> **Exercise goal**
From the records below, pull each line that has "Shift".

> **Raw data**
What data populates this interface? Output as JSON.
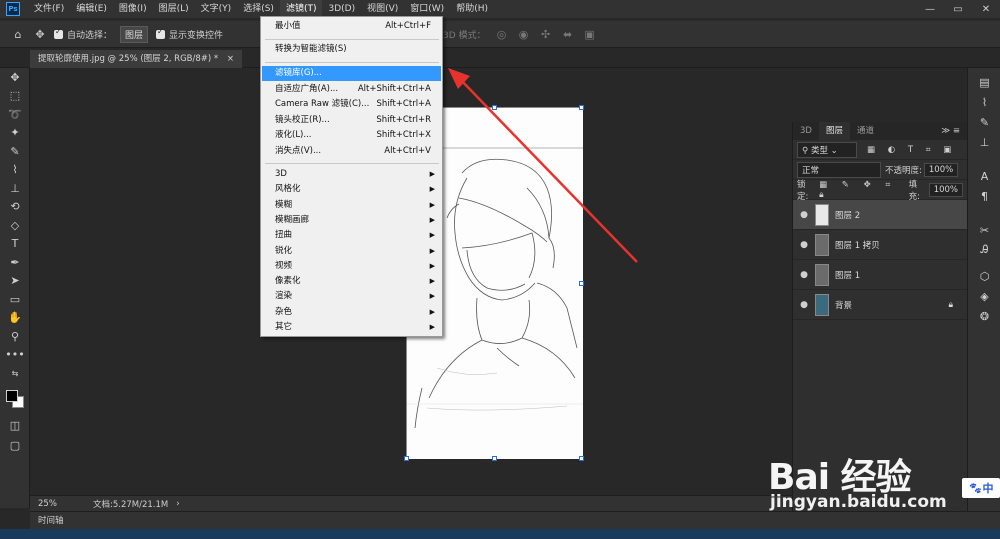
{
  "menubar": {
    "app_logo": "Ps",
    "items": [
      "文件(F)",
      "编辑(E)",
      "图像(I)",
      "图层(L)",
      "文字(Y)",
      "选择(S)",
      "滤镜(T)",
      "3D(D)",
      "视图(V)",
      "窗口(W)",
      "帮助(H)"
    ],
    "active_index": 6,
    "win_minimize": "—",
    "win_restore": "▭",
    "win_close": "✕"
  },
  "options": {
    "auto_select_label": "自动选择：",
    "auto_select_value": "图层",
    "show_transform_label": "显示变换控件",
    "mode_3d_label": "3D 模式："
  },
  "document": {
    "tab_title": "提取轮廓使用.jpg @ 25% (图层 2, RGB/8#) *",
    "tab_close": "×",
    "zoom": "25%",
    "doc_info": "文档:5.27M/21.1M"
  },
  "timeline_label": "时间轴",
  "filter_menu": {
    "items": [
      {
        "label": "最小值",
        "shortcut": "Alt+Ctrl+F"
      },
      {
        "label": "转换为智能滤镜(S)",
        "shortcut": ""
      },
      {
        "label": "滤镜库(G)...",
        "shortcut": ""
      },
      {
        "label": "自适应广角(A)...",
        "shortcut": "Alt+Shift+Ctrl+A"
      },
      {
        "label": "Camera Raw 滤镜(C)...",
        "shortcut": "Shift+Ctrl+A"
      },
      {
        "label": "镜头校正(R)...",
        "shortcut": "Shift+Ctrl+R"
      },
      {
        "label": "液化(L)...",
        "shortcut": "Shift+Ctrl+X"
      },
      {
        "label": "消失点(V)...",
        "shortcut": "Alt+Ctrl+V"
      },
      {
        "label": "3D",
        "shortcut": ""
      },
      {
        "label": "风格化",
        "shortcut": ""
      },
      {
        "label": "模糊",
        "shortcut": ""
      },
      {
        "label": "模糊画廊",
        "shortcut": ""
      },
      {
        "label": "扭曲",
        "shortcut": ""
      },
      {
        "label": "锐化",
        "shortcut": ""
      },
      {
        "label": "视频",
        "shortcut": ""
      },
      {
        "label": "像素化",
        "shortcut": ""
      },
      {
        "label": "渲染",
        "shortcut": ""
      },
      {
        "label": "杂色",
        "shortcut": ""
      },
      {
        "label": "其它",
        "shortcut": ""
      }
    ],
    "submenu_arrow": "▶"
  },
  "layers_panel": {
    "tabs": [
      "3D",
      "图层",
      "通道"
    ],
    "active_tab": 1,
    "filter_kind": "类型",
    "blend_mode": "正常",
    "opacity_label": "不透明度:",
    "opacity_value": "100%",
    "lock_label": "锁定:",
    "fill_label": "填充:",
    "fill_value": "100%",
    "layers": [
      {
        "name": "图层 2",
        "selected": true,
        "locked": false
      },
      {
        "name": "图层 1 拷贝",
        "selected": false,
        "locked": false
      },
      {
        "name": "图层 1",
        "selected": false,
        "locked": false
      },
      {
        "name": "背景",
        "selected": false,
        "locked": true
      }
    ]
  },
  "watermark": {
    "brand": "Bai 经验",
    "url": "jingyan.baidu.com",
    "badge": "中"
  },
  "colors": {
    "menu_highlight": "#3399ff",
    "annotation_arrow": "#e8322e",
    "selection_handle": "#2a6fd6"
  }
}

> **Result**
        "shortcut": "Alt+Shift+Ctrl+A"
        "shortcut": "Shift+Ctrl+A"
        "shortcut": "Shift+Ctrl+R"
        "shortcut": "Shift+Ctrl+X"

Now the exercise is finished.